## Given problem
Leave the pictures out and print every record below exactly as it stands.

## Records for this task
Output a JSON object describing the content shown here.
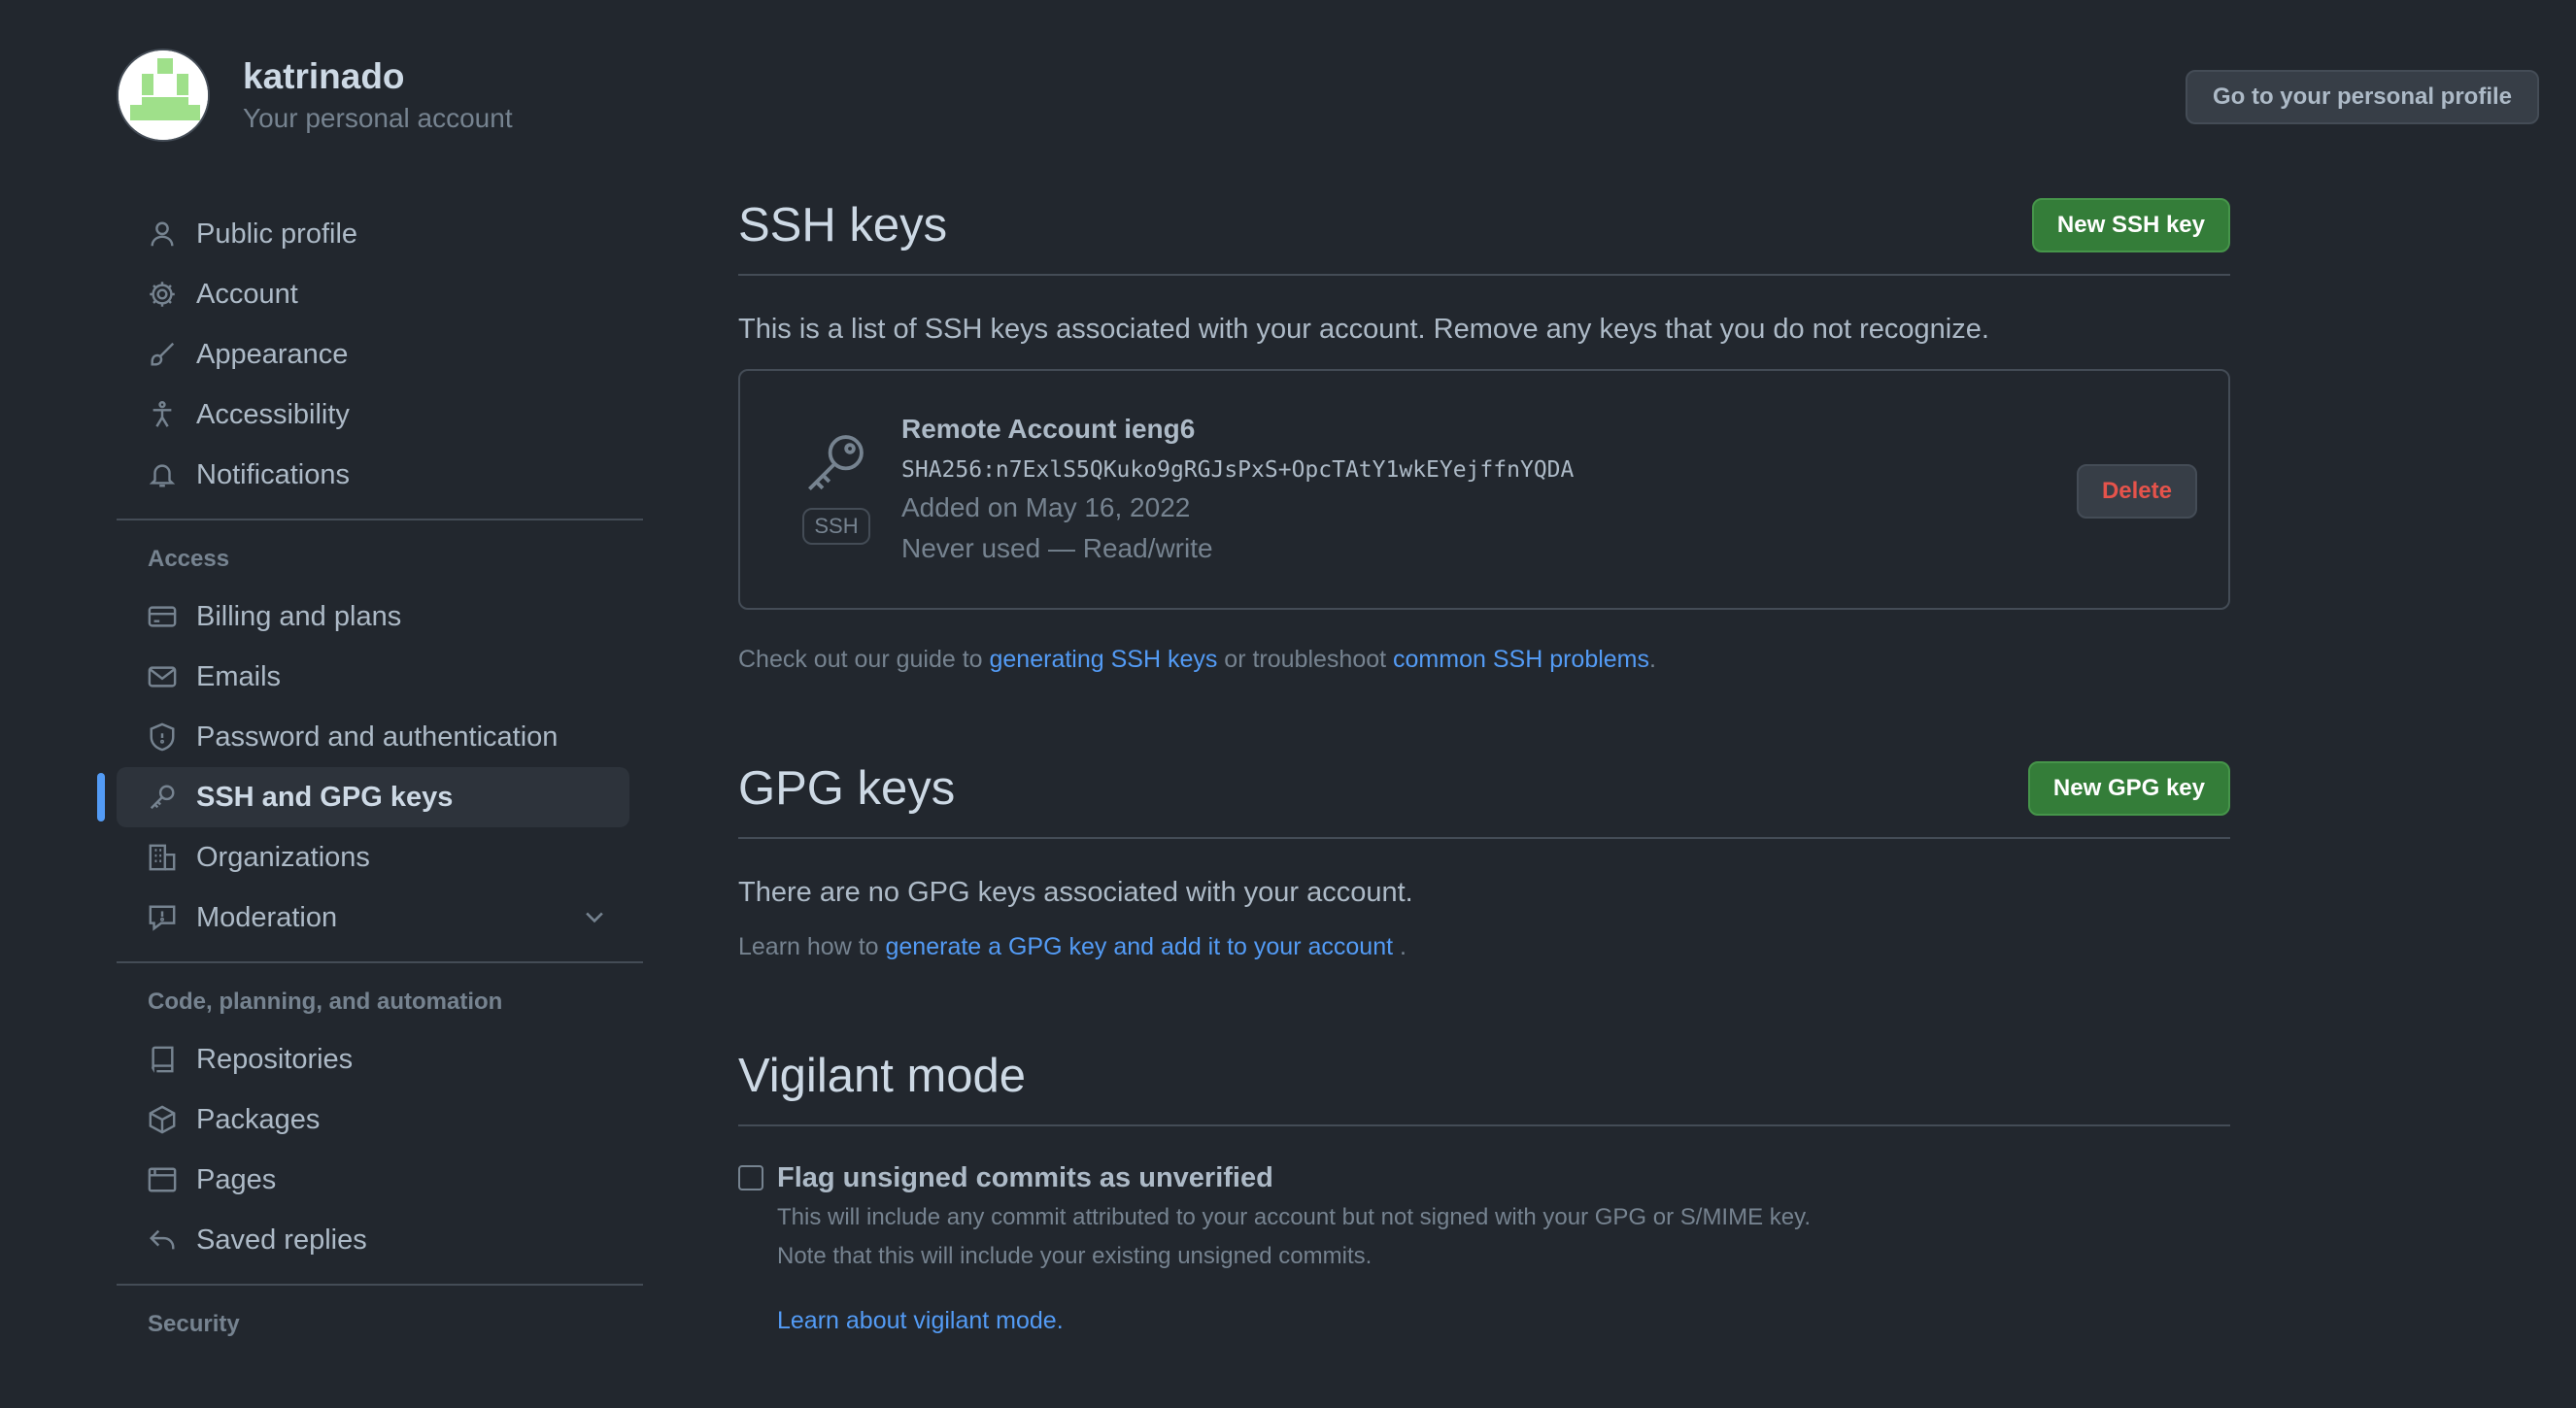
{
  "header": {
    "username": "katrinado",
    "subtitle": "Your personal account",
    "profile_button": "Go to your personal profile"
  },
  "sidebar": {
    "items_top": [
      {
        "label": "Public profile",
        "icon": "person-icon"
      },
      {
        "label": "Account",
        "icon": "gear-icon"
      },
      {
        "label": "Appearance",
        "icon": "paintbrush-icon"
      },
      {
        "label": "Accessibility",
        "icon": "accessibility-icon"
      },
      {
        "label": "Notifications",
        "icon": "bell-icon"
      }
    ],
    "access_label": "Access",
    "items_access": [
      {
        "label": "Billing and plans",
        "icon": "credit-card-icon"
      },
      {
        "label": "Emails",
        "icon": "mail-icon"
      },
      {
        "label": "Password and authentication",
        "icon": "shield-icon"
      },
      {
        "label": "SSH and GPG keys",
        "icon": "key-icon",
        "active": true
      },
      {
        "label": "Organizations",
        "icon": "organization-icon"
      },
      {
        "label": "Moderation",
        "icon": "report-icon"
      }
    ],
    "code_label": "Code, planning, and automation",
    "items_code": [
      {
        "label": "Repositories",
        "icon": "repo-icon"
      },
      {
        "label": "Packages",
        "icon": "package-icon"
      },
      {
        "label": "Pages",
        "icon": "browser-icon"
      },
      {
        "label": "Saved replies",
        "icon": "reply-icon"
      }
    ],
    "security_label": "Security"
  },
  "ssh": {
    "title": "SSH keys",
    "new_button": "New SSH key",
    "intro": "This is a list of SSH keys associated with your account. Remove any keys that you do not recognize.",
    "key": {
      "badge": "SSH",
      "name": "Remote Account ieng6",
      "fingerprint": "SHA256:n7ExlS5QKuko9gRGJsPxS+OpcTAtY1wkEYejffnYQDA",
      "added": "Added on May 16, 2022",
      "usage": "Never used — Read/write",
      "delete_button": "Delete"
    },
    "guide": {
      "prefix": "Check out our guide to ",
      "link1": "generating SSH keys",
      "middle": " or troubleshoot ",
      "link2": "common SSH problems",
      "suffix": "."
    }
  },
  "gpg": {
    "title": "GPG keys",
    "new_button": "New GPG key",
    "empty": "There are no GPG keys associated with your account.",
    "learn_prefix": "Learn how to ",
    "learn_link": "generate a GPG key and add it to your account",
    "learn_suffix": " ."
  },
  "vigilant": {
    "title": "Vigilant mode",
    "checkbox_label": "Flag unsigned commits as unverified",
    "checked": false,
    "desc1": "This will include any commit attributed to your account but not signed with your GPG or S/MIME key.",
    "desc2": "Note that this will include your existing unsigned commits.",
    "link": "Learn about vigilant mode",
    "link_suffix": "."
  },
  "colors": {
    "background": "#22272e",
    "accent": "#539bf5",
    "green": "#347d39",
    "danger": "#e5534b"
  }
}
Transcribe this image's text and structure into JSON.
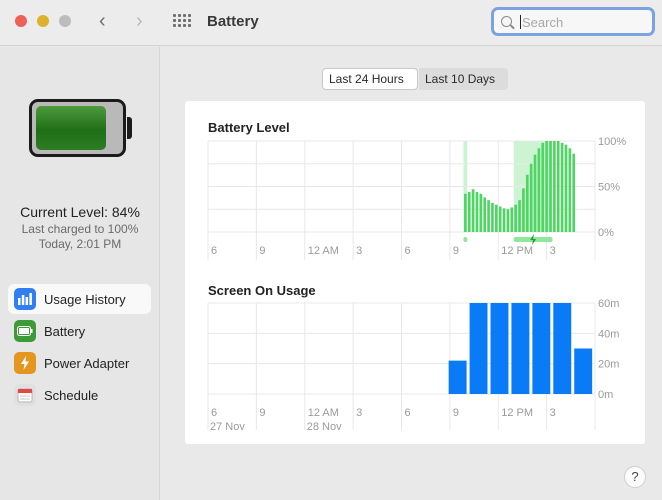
{
  "window": {
    "title": "Battery",
    "traffic_lights": {
      "close": "#ee5f57",
      "minimize": "#deb12d",
      "zoom": "#bcbcbc"
    },
    "nav": {
      "back": "‹",
      "forward": "›"
    }
  },
  "search": {
    "placeholder": "Search",
    "value": ""
  },
  "sidebar": {
    "battery_icon_fill_color": "#2e7f22",
    "current_level": "Current Level: 84%",
    "last_charged": "Last charged to 100%",
    "charged_time": "Today, 2:01 PM",
    "items": [
      {
        "label": "Usage History",
        "icon": "usage-history-icon",
        "color": "#2f7ff2",
        "active": true
      },
      {
        "label": "Battery",
        "icon": "battery-icon",
        "color": "#3c9b38",
        "active": false
      },
      {
        "label": "Power Adapter",
        "icon": "power-adapter-icon",
        "color": "#e5961f",
        "active": false
      },
      {
        "label": "Schedule",
        "icon": "schedule-icon",
        "color": "#e0e0e0",
        "active": false
      }
    ]
  },
  "segments": {
    "active": "Last 24 Hours",
    "inactive": "Last 10 Days"
  },
  "help_label": "?",
  "chart_data": [
    {
      "type": "bar",
      "title": "Battery Level",
      "x_tick_labels": [
        "6",
        "9",
        "12 AM",
        "3",
        "6",
        "9",
        "12 PM",
        "3"
      ],
      "y_tick_labels": [
        "100%",
        "50%",
        "0%"
      ],
      "ylim": [
        0,
        100
      ],
      "bar_color": "#4fd564",
      "charging_shade_color": "#cdf4d2",
      "charging_indicator_color": "#8ee79a",
      "charging_icon": "lightning-icon",
      "grid": true,
      "slots_total": 100,
      "first_bar_slot": 66,
      "charging_slot_ranges": [
        [
          66,
          67
        ],
        [
          79,
          89
        ]
      ],
      "values": [
        42,
        44,
        47,
        44,
        42,
        38,
        35,
        32,
        30,
        28,
        26,
        25,
        27,
        30,
        35,
        48,
        63,
        75,
        85,
        92,
        98,
        100,
        100,
        100,
        100,
        98,
        96,
        92,
        86
      ]
    },
    {
      "type": "bar",
      "title": "Screen On Usage",
      "x_tick_labels": [
        "6",
        "9",
        "12 AM",
        "3",
        "6",
        "9",
        "12 PM",
        "3"
      ],
      "date_labels": [
        "27 Nov",
        "28 Nov"
      ],
      "y_tick_labels": [
        "60m",
        "40m",
        "20m",
        "0m"
      ],
      "ylim": [
        0,
        60
      ],
      "bar_color": "#0a7bf7",
      "grid": true,
      "slots_total": 8,
      "first_bar_slot": 5,
      "values": [
        22,
        60,
        60,
        60,
        60,
        60,
        30
      ]
    }
  ]
}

## Correct result
Output a JSON object describing the content shown here.
{
  "header": {
    "username": "katrinado",
    "subtitle": "Your personal account",
    "profile_button": "Go to your personal profile"
  },
  "sidebar": {
    "items_top": [
      {
        "label": "Public profile",
        "icon": "person-icon"
      },
      {
        "label": "Account",
        "icon": "gear-icon"
      },
      {
        "label": "Appearance",
        "icon": "paintbrush-icon"
      },
      {
        "label": "Accessibility",
        "icon": "accessibility-icon"
      },
      {
        "label": "Notifications",
        "icon": "bell-icon"
      }
    ],
    "access_label": "Access",
    "items_access": [
      {
        "label": "Billing and plans",
        "icon": "credit-card-icon"
      },
      {
        "label": "Emails",
        "icon": "mail-icon"
      },
      {
        "label": "Password and authentication",
        "icon": "shield-icon"
      },
      {
        "label": "SSH and GPG keys",
        "icon": "key-icon",
        "active": true
      },
      {
        "label": "Organizations",
        "icon": "organization-icon"
      },
      {
        "label": "Moderation",
        "icon": "report-icon"
      }
    ],
    "code_label": "Code, planning, and automation",
    "items_code": [
      {
        "label": "Repositories",
        "icon": "repo-icon"
      },
      {
        "label": "Packages",
        "icon": "package-icon"
      },
      {
        "label": "Pages",
        "icon": "browser-icon"
      },
      {
        "label": "Saved replies",
        "icon": "reply-icon"
      }
    ],
    "security_label": "Security"
  },
  "ssh": {
    "title": "SSH keys",
    "new_button": "New SSH key",
    "intro": "This is a list of SSH keys associated with your account. Remove any keys that you do not recognize.",
    "key": {
      "badge": "SSH",
      "name": "Remote Account ieng6",
      "fingerprint": "SHA256:n7ExlS5QKuko9gRGJsPxS+OpcTAtY1wkEYejffnYQDA",
      "added": "Added on May 16, 2022",
      "usage": "Never used — Read/write",
      "delete_button": "Delete"
    },
    "guide": {
      "prefix": "Check out our guide to ",
      "link1": "generating SSH keys",
      "middle": " or troubleshoot ",
      "link2": "common SSH problems",
      "suffix": "."
    }
  },
  "gpg": {
    "title": "GPG keys",
    "new_button": "New GPG key",
    "empty": "There are no GPG keys associated with your account.",
    "learn_prefix": "Learn how to ",
    "learn_link": "generate a GPG key and add it to your account",
    "learn_suffix": " ."
  },
  "vigilant": {
    "title": "Vigilant mode",
    "checkbox_label": "Flag unsigned commits as unverified",
    "checked": false,
    "desc1": "This will include any commit attributed to your account but not signed with your GPG or S/MIME key.",
    "desc2": "Note that this will include your existing unsigned commits.",
    "link": "Learn about vigilant mode",
    "link_suffix": "."
  },
  "colors": {
    "background": "#22272e",
    "accent": "#539bf5",
    "green": "#347d39",
    "danger": "#e5534b"
  }
}
Transcribe this image's text and structure into JSON.
{
  "window": {
    "title": "Battery",
    "traffic_lights": {
      "close": "#ee5f57",
      "minimize": "#deb12d",
      "zoom": "#bcbcbc"
    },
    "nav": {
      "back": "‹",
      "forward": "›"
    }
  },
  "search": {
    "placeholder": "Search",
    "value": ""
  },
  "sidebar": {
    "battery_icon_fill_color": "#2e7f22",
    "current_level": "Current Level: 84%",
    "last_charged": "Last charged to 100%",
    "charged_time": "Today, 2:01 PM",
    "items": [
      {
        "label": "Usage History",
        "icon": "usage-history-icon",
        "color": "#2f7ff2",
        "active": true
      },
      {
        "label": "Battery",
        "icon": "battery-icon",
        "color": "#3c9b38",
        "active": false
      },
      {
        "label": "Power Adapter",
        "icon": "power-adapter-icon",
        "color": "#e5961f",
        "active": false
      },
      {
        "label": "Schedule",
        "icon": "schedule-icon",
        "color": "#e0e0e0",
        "active": false
      }
    ]
  },
  "segments": {
    "active": "Last 24 Hours",
    "inactive": "Last 10 Days"
  },
  "help_label": "?",
  "chart_data": [
    {
      "type": "bar",
      "title": "Battery Level",
      "x_tick_labels": [
        "6",
        "9",
        "12 AM",
        "3",
        "6",
        "9",
        "12 PM",
        "3"
      ],
      "y_tick_labels": [
        "100%",
        "50%",
        "0%"
      ],
      "ylim": [
        0,
        100
      ],
      "bar_color": "#4fd564",
      "charging_shade_color": "#cdf4d2",
      "charging_indicator_color": "#8ee79a",
      "charging_icon": "lightning-icon",
      "grid": true,
      "slots_total": 100,
      "first_bar_slot": 66,
      "charging_slot_ranges": [
        [
          66,
          67
        ],
        [
          79,
          89
        ]
      ],
      "values": [
        42,
        44,
        47,
        44,
        42,
        38,
        35,
        32,
        30,
        28,
        26,
        25,
        27,
        30,
        35,
        48,
        63,
        75,
        85,
        92,
        98,
        100,
        100,
        100,
        100,
        98,
        96,
        92,
        86
      ]
    },
    {
      "type": "bar",
      "title": "Screen On Usage",
      "x_tick_labels": [
        "6",
        "9",
        "12 AM",
        "3",
        "6",
        "9",
        "12 PM",
        "3"
      ],
      "date_labels": [
        "27 Nov",
        "28 Nov"
      ],
      "y_tick_labels": [
        "60m",
        "40m",
        "20m",
        "0m"
      ],
      "ylim": [
        0,
        60
      ],
      "bar_color": "#0a7bf7",
      "grid": true,
      "slots_total": 8,
      "first_bar_slot": 5,
      "values": [
        22,
        60,
        60,
        60,
        60,
        60,
        30
      ]
    }
  ]
}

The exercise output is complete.